— BEGIN —

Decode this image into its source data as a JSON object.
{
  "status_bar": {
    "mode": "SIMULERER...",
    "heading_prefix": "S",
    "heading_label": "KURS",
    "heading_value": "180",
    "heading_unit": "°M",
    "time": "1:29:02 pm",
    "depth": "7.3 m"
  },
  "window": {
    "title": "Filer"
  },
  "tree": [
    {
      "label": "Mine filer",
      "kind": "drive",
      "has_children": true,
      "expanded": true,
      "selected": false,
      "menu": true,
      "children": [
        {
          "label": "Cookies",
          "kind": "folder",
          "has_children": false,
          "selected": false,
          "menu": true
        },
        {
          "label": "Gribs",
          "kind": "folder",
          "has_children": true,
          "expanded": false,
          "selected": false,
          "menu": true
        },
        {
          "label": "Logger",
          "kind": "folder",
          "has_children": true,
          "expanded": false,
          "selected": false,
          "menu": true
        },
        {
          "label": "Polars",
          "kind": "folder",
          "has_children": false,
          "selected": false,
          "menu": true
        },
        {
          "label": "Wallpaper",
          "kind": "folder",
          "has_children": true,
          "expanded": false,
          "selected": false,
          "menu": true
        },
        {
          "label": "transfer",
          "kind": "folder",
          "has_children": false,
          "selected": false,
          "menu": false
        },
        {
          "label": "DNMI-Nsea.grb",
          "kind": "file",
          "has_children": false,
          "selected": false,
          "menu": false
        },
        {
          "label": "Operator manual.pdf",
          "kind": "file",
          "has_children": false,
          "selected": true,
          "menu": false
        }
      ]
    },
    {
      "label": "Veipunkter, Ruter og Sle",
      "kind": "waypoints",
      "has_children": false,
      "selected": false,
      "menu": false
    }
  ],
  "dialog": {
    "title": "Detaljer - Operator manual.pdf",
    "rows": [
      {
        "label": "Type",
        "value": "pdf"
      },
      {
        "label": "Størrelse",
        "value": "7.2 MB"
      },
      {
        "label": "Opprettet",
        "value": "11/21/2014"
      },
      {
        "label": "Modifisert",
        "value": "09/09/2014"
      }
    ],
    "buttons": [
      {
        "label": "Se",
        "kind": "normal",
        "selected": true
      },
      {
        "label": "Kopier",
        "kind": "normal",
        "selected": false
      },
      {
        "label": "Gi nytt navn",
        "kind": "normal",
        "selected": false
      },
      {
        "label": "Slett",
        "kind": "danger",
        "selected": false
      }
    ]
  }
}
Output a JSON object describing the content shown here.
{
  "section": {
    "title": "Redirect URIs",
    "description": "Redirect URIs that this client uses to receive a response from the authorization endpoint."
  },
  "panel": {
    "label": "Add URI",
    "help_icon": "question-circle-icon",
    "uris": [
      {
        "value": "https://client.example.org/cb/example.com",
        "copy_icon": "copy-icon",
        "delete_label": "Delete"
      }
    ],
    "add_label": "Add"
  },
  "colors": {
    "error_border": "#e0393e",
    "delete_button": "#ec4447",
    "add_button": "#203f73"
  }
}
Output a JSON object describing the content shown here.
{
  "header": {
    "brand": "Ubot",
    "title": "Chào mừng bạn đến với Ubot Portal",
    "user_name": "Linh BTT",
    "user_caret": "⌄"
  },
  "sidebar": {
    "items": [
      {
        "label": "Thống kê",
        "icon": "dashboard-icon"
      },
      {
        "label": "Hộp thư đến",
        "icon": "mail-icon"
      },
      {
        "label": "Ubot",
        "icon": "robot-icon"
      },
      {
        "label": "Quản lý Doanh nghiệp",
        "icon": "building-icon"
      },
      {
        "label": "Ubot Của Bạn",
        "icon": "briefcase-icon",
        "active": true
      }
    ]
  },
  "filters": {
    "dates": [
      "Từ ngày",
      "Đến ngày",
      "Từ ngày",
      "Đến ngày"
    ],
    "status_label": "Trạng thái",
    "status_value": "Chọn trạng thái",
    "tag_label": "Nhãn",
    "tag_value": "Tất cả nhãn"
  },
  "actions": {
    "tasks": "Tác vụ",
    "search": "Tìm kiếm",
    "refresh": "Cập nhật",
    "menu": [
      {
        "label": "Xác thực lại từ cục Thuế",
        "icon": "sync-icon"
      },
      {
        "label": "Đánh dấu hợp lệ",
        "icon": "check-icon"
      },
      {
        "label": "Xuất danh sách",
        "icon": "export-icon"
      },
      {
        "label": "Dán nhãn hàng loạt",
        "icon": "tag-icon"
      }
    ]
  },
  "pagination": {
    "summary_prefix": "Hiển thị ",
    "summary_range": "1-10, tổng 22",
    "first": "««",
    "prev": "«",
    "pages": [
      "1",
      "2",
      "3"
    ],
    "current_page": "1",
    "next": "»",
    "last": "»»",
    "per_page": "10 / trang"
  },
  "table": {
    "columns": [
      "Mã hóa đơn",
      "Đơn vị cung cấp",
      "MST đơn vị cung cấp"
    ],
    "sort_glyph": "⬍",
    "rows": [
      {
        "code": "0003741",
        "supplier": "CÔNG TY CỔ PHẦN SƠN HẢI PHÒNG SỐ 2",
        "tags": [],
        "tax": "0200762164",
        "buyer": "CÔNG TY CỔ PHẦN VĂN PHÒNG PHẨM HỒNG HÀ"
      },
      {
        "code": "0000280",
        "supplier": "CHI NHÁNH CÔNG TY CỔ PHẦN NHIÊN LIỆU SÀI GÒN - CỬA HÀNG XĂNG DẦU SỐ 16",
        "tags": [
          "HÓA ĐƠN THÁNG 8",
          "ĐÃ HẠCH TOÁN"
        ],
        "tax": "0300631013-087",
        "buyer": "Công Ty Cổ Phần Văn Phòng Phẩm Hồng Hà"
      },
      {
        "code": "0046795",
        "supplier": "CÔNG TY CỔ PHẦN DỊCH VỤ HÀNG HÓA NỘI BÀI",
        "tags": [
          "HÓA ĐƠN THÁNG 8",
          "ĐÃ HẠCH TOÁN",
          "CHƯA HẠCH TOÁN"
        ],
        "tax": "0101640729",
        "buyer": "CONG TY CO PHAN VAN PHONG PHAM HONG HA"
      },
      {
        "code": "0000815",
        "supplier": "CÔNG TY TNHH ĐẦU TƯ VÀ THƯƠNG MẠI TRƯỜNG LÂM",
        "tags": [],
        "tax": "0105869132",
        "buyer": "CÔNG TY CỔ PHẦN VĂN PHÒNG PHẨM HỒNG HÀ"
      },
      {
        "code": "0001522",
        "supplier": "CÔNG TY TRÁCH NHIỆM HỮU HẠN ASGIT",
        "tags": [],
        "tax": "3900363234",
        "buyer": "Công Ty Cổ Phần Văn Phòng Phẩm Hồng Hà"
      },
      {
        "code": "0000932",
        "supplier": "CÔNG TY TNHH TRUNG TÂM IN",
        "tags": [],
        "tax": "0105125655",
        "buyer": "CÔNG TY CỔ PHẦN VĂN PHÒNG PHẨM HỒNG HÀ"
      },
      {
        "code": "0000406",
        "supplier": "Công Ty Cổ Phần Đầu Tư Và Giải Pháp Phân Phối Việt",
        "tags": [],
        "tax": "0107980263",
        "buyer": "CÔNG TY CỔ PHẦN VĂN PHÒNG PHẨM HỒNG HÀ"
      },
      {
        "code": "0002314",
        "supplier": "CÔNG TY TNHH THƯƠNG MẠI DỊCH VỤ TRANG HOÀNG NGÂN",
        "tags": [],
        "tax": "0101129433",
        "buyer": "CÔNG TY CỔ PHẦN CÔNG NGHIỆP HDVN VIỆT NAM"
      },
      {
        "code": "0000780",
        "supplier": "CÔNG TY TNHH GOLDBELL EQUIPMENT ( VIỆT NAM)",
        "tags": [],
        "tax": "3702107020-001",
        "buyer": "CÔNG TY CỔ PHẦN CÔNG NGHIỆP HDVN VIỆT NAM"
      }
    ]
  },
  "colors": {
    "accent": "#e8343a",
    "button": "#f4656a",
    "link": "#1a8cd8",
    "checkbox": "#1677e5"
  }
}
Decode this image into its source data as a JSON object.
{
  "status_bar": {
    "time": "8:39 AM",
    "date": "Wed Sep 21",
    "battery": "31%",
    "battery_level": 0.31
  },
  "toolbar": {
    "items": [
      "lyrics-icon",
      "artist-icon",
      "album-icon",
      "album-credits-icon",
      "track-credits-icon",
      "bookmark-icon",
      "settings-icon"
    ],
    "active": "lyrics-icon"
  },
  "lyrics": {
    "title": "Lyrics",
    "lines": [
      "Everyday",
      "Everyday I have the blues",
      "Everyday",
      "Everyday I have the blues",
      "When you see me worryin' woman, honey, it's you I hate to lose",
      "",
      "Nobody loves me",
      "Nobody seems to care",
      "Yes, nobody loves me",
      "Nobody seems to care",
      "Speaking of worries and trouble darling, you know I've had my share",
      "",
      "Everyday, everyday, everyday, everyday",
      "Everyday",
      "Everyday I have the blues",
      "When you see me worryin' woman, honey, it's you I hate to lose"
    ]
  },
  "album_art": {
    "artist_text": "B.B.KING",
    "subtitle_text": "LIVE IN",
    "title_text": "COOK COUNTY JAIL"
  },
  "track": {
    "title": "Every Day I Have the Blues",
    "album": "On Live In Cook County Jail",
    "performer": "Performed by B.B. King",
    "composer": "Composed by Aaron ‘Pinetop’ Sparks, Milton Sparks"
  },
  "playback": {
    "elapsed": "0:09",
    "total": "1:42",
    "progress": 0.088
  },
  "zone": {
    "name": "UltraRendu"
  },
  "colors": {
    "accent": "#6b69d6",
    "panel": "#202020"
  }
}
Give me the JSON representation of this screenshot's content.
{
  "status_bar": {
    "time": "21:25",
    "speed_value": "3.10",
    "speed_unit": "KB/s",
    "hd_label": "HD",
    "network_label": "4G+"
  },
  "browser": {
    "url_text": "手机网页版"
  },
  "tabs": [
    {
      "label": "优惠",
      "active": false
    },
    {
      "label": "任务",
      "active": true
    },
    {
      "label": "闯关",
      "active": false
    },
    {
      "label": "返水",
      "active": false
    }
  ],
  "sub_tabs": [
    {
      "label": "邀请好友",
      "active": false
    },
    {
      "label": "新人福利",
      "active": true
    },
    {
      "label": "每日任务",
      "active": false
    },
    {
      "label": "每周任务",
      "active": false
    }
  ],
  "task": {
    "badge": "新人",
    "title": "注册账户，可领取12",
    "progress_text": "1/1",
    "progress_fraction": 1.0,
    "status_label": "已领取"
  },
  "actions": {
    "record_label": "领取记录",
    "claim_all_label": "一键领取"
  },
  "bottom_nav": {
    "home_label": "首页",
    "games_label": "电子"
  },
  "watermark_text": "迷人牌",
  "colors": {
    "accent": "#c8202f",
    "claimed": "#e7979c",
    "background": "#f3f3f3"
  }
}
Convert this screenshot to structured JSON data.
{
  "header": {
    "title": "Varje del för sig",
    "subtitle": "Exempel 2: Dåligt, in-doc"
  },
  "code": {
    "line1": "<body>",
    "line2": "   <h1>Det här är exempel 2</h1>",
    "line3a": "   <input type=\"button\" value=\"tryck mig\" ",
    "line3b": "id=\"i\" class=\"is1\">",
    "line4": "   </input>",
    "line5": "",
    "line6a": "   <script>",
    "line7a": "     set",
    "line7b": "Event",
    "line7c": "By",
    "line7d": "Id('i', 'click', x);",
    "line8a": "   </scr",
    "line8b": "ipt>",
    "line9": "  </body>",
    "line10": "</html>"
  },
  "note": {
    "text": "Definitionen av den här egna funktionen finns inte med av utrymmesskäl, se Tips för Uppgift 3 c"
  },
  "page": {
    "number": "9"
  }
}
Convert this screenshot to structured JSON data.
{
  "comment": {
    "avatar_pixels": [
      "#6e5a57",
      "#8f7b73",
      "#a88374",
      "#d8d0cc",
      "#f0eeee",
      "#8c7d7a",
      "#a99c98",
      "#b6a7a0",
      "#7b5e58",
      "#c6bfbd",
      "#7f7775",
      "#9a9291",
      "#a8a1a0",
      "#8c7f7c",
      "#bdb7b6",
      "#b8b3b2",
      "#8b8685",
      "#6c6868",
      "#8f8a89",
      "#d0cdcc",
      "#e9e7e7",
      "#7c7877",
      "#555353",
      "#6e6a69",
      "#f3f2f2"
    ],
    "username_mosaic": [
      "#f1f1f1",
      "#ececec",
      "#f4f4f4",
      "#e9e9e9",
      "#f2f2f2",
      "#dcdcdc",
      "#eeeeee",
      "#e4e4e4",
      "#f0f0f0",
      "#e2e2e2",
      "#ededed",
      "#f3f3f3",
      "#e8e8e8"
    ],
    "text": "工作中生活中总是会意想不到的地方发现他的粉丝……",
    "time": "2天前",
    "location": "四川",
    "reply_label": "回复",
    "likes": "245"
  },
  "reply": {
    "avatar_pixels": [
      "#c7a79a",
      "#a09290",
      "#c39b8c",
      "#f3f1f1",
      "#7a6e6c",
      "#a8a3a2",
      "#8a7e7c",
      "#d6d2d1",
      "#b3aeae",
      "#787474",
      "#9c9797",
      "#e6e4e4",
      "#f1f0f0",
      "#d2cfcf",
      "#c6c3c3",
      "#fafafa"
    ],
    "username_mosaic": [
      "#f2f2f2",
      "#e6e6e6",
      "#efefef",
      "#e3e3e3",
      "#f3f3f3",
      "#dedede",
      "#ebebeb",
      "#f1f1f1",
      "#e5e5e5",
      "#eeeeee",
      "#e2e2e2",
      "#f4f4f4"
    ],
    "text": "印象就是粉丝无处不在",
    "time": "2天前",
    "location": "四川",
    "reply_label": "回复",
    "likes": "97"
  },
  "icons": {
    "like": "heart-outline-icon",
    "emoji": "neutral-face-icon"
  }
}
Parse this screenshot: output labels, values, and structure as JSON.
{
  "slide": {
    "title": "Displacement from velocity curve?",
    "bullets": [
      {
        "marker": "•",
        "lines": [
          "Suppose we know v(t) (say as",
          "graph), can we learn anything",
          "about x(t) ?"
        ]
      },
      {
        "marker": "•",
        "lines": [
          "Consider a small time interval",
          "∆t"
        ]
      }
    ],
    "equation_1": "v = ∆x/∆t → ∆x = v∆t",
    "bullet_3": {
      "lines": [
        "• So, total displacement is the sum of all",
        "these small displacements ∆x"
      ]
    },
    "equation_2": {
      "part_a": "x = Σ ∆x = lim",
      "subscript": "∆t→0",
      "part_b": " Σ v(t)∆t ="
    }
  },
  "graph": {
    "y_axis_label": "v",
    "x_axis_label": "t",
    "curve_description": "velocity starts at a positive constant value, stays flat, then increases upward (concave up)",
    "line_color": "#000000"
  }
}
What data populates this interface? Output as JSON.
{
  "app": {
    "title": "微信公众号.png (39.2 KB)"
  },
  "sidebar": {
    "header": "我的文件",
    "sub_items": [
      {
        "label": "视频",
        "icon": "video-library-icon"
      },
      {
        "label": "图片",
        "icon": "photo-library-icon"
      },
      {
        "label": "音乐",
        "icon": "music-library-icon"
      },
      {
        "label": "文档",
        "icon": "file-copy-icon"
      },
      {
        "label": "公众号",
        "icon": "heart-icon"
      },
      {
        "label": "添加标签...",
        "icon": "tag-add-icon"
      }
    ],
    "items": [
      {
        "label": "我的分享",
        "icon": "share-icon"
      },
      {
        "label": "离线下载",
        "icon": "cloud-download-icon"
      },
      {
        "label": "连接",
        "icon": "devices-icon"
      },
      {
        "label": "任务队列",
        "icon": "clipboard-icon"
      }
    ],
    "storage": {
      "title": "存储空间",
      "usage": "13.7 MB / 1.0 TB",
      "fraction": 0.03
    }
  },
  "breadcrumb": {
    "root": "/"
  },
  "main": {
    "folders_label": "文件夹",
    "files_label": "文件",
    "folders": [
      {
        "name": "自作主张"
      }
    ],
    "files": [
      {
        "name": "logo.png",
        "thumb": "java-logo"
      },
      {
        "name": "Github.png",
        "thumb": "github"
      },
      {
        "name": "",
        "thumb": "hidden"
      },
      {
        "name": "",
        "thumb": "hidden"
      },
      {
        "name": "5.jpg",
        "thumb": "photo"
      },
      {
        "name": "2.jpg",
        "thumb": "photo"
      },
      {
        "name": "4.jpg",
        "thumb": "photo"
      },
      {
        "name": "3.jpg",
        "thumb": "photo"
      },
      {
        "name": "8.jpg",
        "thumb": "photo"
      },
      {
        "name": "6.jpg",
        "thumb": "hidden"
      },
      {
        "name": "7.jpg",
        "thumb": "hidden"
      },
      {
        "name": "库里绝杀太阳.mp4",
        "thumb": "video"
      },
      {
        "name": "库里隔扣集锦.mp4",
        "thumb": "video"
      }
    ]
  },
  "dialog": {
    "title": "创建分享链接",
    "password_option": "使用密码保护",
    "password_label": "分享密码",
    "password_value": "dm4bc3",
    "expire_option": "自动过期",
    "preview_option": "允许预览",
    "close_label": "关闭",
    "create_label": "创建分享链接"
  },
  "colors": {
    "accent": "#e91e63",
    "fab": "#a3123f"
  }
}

— END —

AIM :: Say how many lines of the data include the word "copy". Respond with the number alone.

REPLY :: 2